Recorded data
>>>>>

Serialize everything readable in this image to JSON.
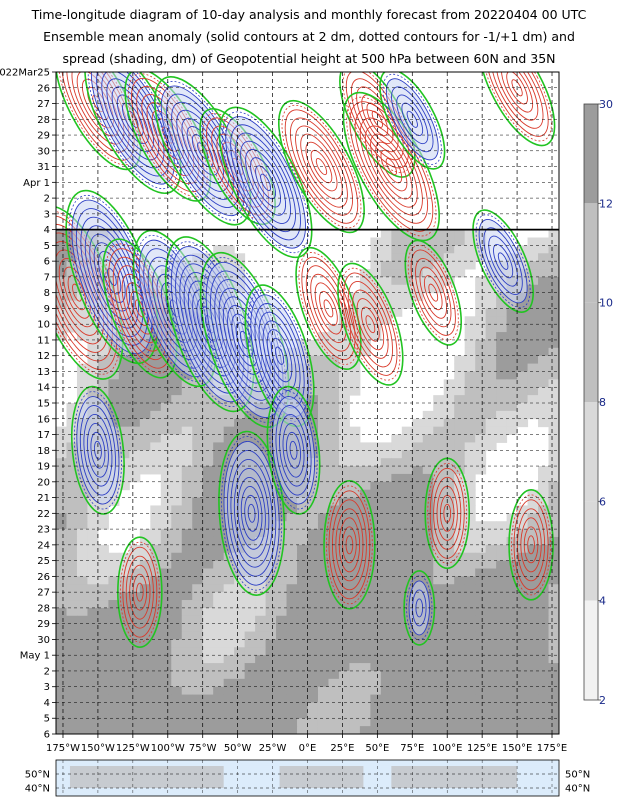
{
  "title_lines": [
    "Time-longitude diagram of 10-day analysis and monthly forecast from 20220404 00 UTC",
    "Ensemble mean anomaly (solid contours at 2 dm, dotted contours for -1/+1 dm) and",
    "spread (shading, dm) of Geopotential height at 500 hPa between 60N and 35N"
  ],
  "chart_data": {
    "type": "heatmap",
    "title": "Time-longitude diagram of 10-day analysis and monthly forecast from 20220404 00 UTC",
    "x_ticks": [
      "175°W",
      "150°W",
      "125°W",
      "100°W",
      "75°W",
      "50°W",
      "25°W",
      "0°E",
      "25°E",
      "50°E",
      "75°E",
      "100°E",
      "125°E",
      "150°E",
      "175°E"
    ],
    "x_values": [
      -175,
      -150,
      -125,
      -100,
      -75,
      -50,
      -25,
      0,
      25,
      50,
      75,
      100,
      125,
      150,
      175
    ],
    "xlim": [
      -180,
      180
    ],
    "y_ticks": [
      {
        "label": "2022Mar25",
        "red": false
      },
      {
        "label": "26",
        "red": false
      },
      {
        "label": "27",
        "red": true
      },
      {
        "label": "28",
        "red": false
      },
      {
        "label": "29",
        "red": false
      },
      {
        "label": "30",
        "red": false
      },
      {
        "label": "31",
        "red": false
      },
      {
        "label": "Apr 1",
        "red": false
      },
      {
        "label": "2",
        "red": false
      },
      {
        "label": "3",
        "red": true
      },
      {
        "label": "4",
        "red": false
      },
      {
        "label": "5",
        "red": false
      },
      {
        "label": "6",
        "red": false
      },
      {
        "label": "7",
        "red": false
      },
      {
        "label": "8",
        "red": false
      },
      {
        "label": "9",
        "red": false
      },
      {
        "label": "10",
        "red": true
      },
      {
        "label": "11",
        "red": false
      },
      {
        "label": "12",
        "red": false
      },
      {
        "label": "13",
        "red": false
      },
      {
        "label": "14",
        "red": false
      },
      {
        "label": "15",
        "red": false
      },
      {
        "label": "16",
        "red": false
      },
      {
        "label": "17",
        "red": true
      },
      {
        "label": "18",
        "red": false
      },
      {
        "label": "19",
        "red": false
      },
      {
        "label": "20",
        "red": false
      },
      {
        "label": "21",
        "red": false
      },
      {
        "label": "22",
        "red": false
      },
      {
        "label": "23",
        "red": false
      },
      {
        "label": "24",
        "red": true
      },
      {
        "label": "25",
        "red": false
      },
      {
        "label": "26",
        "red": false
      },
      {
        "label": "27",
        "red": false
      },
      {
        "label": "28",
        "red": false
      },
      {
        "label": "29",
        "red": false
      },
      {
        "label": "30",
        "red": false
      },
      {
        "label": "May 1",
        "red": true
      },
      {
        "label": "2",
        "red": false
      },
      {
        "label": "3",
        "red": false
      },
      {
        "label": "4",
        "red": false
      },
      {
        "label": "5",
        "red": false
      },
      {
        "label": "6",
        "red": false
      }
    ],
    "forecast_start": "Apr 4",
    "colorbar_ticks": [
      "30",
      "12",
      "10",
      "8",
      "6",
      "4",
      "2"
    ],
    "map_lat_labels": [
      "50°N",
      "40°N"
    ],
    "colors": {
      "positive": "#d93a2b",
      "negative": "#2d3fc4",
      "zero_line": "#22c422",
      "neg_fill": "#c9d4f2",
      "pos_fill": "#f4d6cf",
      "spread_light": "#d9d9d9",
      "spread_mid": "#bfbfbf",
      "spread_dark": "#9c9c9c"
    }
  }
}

<<<<<
>>>>>

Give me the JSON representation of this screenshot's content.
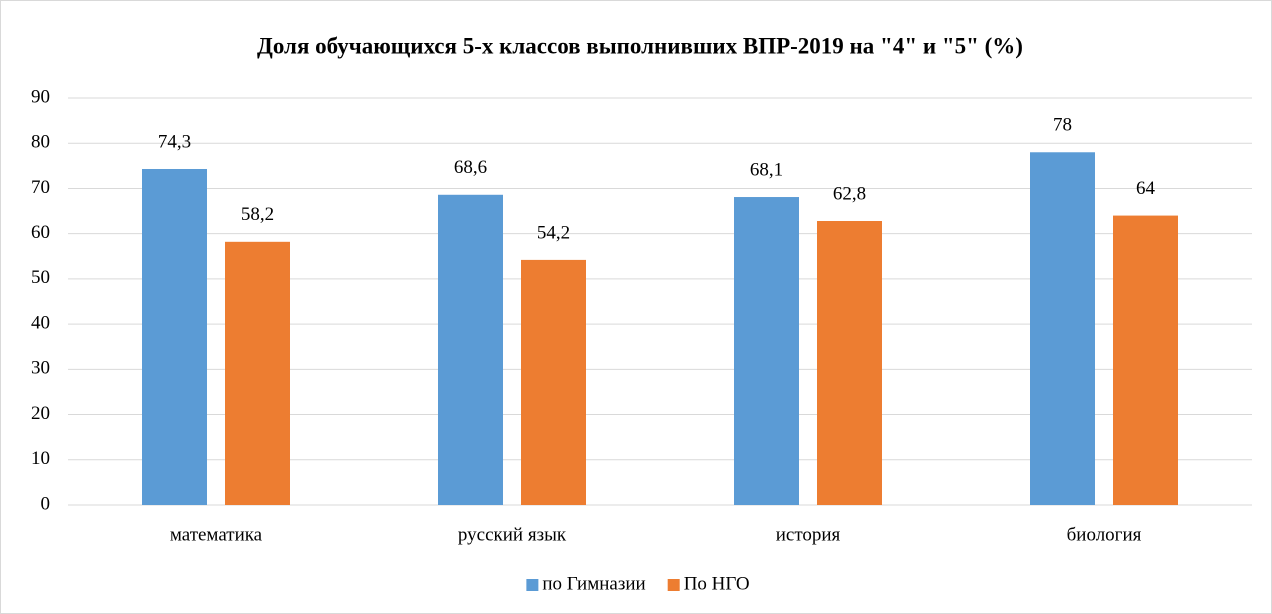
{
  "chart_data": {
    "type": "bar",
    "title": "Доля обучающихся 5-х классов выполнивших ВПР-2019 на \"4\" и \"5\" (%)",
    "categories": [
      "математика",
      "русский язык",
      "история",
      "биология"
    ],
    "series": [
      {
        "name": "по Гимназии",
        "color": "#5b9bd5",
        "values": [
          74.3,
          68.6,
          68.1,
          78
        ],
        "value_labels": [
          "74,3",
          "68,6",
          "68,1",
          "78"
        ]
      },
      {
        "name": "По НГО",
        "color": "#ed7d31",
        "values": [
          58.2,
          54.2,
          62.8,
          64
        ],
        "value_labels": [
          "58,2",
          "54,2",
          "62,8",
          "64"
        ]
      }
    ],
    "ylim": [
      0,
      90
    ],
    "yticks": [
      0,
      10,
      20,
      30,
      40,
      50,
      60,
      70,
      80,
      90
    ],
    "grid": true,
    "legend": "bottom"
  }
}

<<<<<
>>>>>

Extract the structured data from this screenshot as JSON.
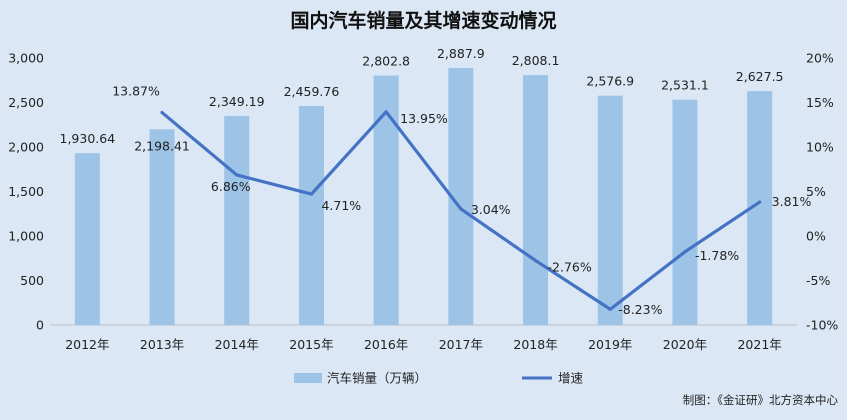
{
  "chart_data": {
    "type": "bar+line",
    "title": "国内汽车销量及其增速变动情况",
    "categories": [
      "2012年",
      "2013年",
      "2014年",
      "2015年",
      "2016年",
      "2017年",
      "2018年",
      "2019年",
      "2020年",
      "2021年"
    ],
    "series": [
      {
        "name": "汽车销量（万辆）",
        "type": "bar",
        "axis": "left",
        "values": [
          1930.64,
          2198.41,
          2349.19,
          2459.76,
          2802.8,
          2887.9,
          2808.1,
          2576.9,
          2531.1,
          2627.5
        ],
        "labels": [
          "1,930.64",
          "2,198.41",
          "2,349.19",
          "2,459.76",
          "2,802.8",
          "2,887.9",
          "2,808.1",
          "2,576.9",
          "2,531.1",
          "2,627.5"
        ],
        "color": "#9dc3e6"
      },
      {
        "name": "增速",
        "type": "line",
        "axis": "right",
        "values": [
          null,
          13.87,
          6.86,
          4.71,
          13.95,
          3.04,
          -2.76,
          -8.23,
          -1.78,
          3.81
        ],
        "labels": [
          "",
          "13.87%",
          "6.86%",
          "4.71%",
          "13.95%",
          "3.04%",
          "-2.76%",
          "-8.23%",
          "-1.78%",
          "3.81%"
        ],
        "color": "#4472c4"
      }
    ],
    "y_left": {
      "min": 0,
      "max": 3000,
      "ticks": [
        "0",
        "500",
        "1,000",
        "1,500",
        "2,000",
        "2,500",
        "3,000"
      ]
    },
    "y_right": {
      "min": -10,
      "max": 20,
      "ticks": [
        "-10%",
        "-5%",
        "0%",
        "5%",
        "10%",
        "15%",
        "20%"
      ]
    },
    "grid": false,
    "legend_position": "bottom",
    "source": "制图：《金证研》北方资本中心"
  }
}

<<<<<

§ Stated goal
Looking at the entries above, state how many lines contain "bottom"; give the number alone.

§ Response to the task
2